Stored records.
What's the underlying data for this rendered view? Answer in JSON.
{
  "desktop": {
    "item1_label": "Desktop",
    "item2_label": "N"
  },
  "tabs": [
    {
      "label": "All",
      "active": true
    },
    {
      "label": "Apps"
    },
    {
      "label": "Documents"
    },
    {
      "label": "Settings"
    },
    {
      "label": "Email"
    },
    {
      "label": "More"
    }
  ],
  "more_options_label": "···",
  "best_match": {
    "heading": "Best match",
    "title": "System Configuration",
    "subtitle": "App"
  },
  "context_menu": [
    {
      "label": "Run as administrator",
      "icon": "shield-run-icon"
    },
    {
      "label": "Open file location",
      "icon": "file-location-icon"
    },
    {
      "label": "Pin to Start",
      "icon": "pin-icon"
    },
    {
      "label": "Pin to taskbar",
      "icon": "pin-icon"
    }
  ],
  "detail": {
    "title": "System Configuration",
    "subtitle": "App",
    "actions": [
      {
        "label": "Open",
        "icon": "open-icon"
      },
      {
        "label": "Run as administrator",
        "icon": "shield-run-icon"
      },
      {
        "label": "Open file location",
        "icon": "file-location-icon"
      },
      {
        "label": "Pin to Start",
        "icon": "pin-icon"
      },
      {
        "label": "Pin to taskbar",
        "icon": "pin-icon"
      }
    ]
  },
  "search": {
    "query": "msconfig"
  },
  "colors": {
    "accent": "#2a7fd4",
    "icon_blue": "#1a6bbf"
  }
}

Exercise objective. Print out all the entries precisely as written.

Solution for this problem.
What's the underlying data for this rendered view? Answer in JSON.
{
  "desktop": {
    "item1_label": "Desktop",
    "item2_label": "N"
  },
  "tabs": [
    {
      "label": "All",
      "active": true
    },
    {
      "label": "Apps"
    },
    {
      "label": "Documents"
    },
    {
      "label": "Settings"
    },
    {
      "label": "Email"
    },
    {
      "label": "More"
    }
  ],
  "more_options_label": "···",
  "best_match": {
    "heading": "Best match",
    "title": "System Configuration",
    "subtitle": "App"
  },
  "context_menu": [
    {
      "label": "Run as administrator",
      "icon": "shield-run-icon"
    },
    {
      "label": "Open file location",
      "icon": "file-location-icon"
    },
    {
      "label": "Pin to Start",
      "icon": "pin-icon"
    },
    {
      "label": "Pin to taskbar",
      "icon": "pin-icon"
    }
  ],
  "detail": {
    "title": "System Configuration",
    "subtitle": "App",
    "actions": [
      {
        "label": "Open",
        "icon": "open-icon"
      },
      {
        "label": "Run as administrator",
        "icon": "shield-run-icon"
      },
      {
        "label": "Open file location",
        "icon": "file-location-icon"
      },
      {
        "label": "Pin to Start",
        "icon": "pin-icon"
      },
      {
        "label": "Pin to taskbar",
        "icon": "pin-icon"
      }
    ]
  },
  "search": {
    "query": "msconfig"
  },
  "colors": {
    "accent": "#2a7fd4",
    "icon_blue": "#1a6bbf"
  }
}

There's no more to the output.